══ RECORDS SHOWN

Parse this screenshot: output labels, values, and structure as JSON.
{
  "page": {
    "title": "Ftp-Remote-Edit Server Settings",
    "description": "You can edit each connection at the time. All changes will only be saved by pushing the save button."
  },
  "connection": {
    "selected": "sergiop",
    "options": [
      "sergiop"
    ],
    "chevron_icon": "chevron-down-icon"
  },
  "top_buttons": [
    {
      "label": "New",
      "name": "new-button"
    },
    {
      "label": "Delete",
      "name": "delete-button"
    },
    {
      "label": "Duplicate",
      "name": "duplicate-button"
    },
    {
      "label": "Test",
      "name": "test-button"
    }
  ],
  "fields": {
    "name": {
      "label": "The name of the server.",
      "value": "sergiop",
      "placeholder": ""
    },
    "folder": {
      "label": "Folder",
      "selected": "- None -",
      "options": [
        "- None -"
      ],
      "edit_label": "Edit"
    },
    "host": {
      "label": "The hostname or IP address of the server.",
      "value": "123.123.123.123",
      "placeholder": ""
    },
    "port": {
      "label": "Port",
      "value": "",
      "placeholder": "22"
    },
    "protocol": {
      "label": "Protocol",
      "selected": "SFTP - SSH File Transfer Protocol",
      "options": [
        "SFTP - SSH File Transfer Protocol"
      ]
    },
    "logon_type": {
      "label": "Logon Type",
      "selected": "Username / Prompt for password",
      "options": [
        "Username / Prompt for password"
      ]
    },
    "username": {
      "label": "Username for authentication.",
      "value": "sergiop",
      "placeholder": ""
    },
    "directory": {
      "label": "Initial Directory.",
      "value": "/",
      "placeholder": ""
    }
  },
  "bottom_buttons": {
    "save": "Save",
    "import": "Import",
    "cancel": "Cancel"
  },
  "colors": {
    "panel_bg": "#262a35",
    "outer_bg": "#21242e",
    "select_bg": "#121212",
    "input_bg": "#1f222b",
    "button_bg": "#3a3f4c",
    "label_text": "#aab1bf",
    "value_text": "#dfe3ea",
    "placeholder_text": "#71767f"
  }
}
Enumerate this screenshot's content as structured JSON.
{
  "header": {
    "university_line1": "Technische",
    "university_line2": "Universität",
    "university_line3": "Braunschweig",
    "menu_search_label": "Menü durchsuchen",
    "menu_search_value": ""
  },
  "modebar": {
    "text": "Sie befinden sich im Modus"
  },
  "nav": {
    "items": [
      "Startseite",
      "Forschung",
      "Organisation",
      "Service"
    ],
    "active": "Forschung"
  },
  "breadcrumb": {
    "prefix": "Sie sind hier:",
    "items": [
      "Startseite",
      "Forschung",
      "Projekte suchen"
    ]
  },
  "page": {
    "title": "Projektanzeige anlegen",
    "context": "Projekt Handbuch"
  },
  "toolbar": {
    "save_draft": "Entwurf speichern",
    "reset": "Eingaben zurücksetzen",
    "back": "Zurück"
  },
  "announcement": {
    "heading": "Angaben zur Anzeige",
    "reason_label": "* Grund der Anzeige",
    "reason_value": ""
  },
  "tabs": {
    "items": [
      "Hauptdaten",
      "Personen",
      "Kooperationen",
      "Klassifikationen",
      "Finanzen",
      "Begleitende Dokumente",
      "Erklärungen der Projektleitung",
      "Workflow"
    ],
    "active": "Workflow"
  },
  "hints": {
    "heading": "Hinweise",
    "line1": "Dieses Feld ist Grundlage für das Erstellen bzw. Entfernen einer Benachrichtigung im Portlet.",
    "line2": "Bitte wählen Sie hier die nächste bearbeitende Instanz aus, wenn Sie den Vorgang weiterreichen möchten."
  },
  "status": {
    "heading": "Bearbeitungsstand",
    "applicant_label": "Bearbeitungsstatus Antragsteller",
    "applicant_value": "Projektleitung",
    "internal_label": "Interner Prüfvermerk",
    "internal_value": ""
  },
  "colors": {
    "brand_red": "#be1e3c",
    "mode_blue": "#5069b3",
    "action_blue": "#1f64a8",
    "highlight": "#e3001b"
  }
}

════

Restate each record exactly as written.

[WRITTEN ANSWER]
Parse this screenshot: output labels, values, and structure as JSON.
{
  "page": {
    "title": "Ftp-Remote-Edit Server Settings",
    "description": "You can edit each connection at the time. All changes will only be saved by pushing the save button."
  },
  "connection": {
    "selected": "sergiop",
    "options": [
      "sergiop"
    ],
    "chevron_icon": "chevron-down-icon"
  },
  "top_buttons": [
    {
      "label": "New",
      "name": "new-button"
    },
    {
      "label": "Delete",
      "name": "delete-button"
    },
    {
      "label": "Duplicate",
      "name": "duplicate-button"
    },
    {
      "label": "Test",
      "name": "test-button"
    }
  ],
  "fields": {
    "name": {
      "label": "The name of the server.",
      "value": "sergiop",
      "placeholder": ""
    },
    "folder": {
      "label": "Folder",
      "selected": "- None -",
      "options": [
        "- None -"
      ],
      "edit_label": "Edit"
    },
    "host": {
      "label": "The hostname or IP address of the server.",
      "value": "123.123.123.123",
      "placeholder": ""
    },
    "port": {
      "label": "Port",
      "value": "",
      "placeholder": "22"
    },
    "protocol": {
      "label": "Protocol",
      "selected": "SFTP - SSH File Transfer Protocol",
      "options": [
        "SFTP - SSH File Transfer Protocol"
      ]
    },
    "logon_type": {
      "label": "Logon Type",
      "selected": "Username / Prompt for password",
      "options": [
        "Username / Prompt for password"
      ]
    },
    "username": {
      "label": "Username for authentication.",
      "value": "sergiop",
      "placeholder": ""
    },
    "directory": {
      "label": "Initial Directory.",
      "value": "/",
      "placeholder": ""
    }
  },
  "bottom_buttons": {
    "save": "Save",
    "import": "Import",
    "cancel": "Cancel"
  },
  "colors": {
    "panel_bg": "#262a35",
    "outer_bg": "#21242e",
    "select_bg": "#121212",
    "input_bg": "#1f222b",
    "button_bg": "#3a3f4c",
    "label_text": "#aab1bf",
    "value_text": "#dfe3ea",
    "placeholder_text": "#71767f"
  }
}
Enumerate this screenshot's content as structured JSON.
{
  "header": {
    "university_line1": "Technische",
    "university_line2": "Universität",
    "university_line3": "Braunschweig",
    "menu_search_label": "Menü durchsuchen",
    "menu_search_value": ""
  },
  "modebar": {
    "text": "Sie befinden sich im Modus"
  },
  "nav": {
    "items": [
      "Startseite",
      "Forschung",
      "Organisation",
      "Service"
    ],
    "active": "Forschung"
  },
  "breadcrumb": {
    "prefix": "Sie sind hier:",
    "items": [
      "Startseite",
      "Forschung",
      "Projekte suchen"
    ]
  },
  "page": {
    "title": "Projektanzeige anlegen",
    "context": "Projekt Handbuch"
  },
  "toolbar": {
    "save_draft": "Entwurf speichern",
    "reset": "Eingaben zurücksetzen",
    "back": "Zurück"
  },
  "announcement": {
    "heading": "Angaben zur Anzeige",
    "reason_label": "* Grund der Anzeige",
    "reason_value": ""
  },
  "tabs": {
    "items": [
      "Hauptdaten",
      "Personen",
      "Kooperationen",
      "Klassifikationen",
      "Finanzen",
      "Begleitende Dokumente",
      "Erklärungen der Projektleitung",
      "Workflow"
    ],
    "active": "Workflow"
  },
  "hints": {
    "heading": "Hinweise",
    "line1": "Dieses Feld ist Grundlage für das Erstellen bzw. Entfernen einer Benachrichtigung im Portlet.",
    "line2": "Bitte wählen Sie hier die nächste bearbeitende Instanz aus, wenn Sie den Vorgang weiterreichen möchten."
  },
  "status": {
    "heading": "Bearbeitungsstand",
    "applicant_label": "Bearbeitungsstatus Antragsteller",
    "applicant_value": "Projektleitung",
    "internal_label": "Interner Prüfvermerk",
    "internal_value": ""
  },
  "colors": {
    "brand_red": "#be1e3c",
    "mode_blue": "#5069b3",
    "action_blue": "#1f64a8",
    "highlight": "#e3001b"
  }
}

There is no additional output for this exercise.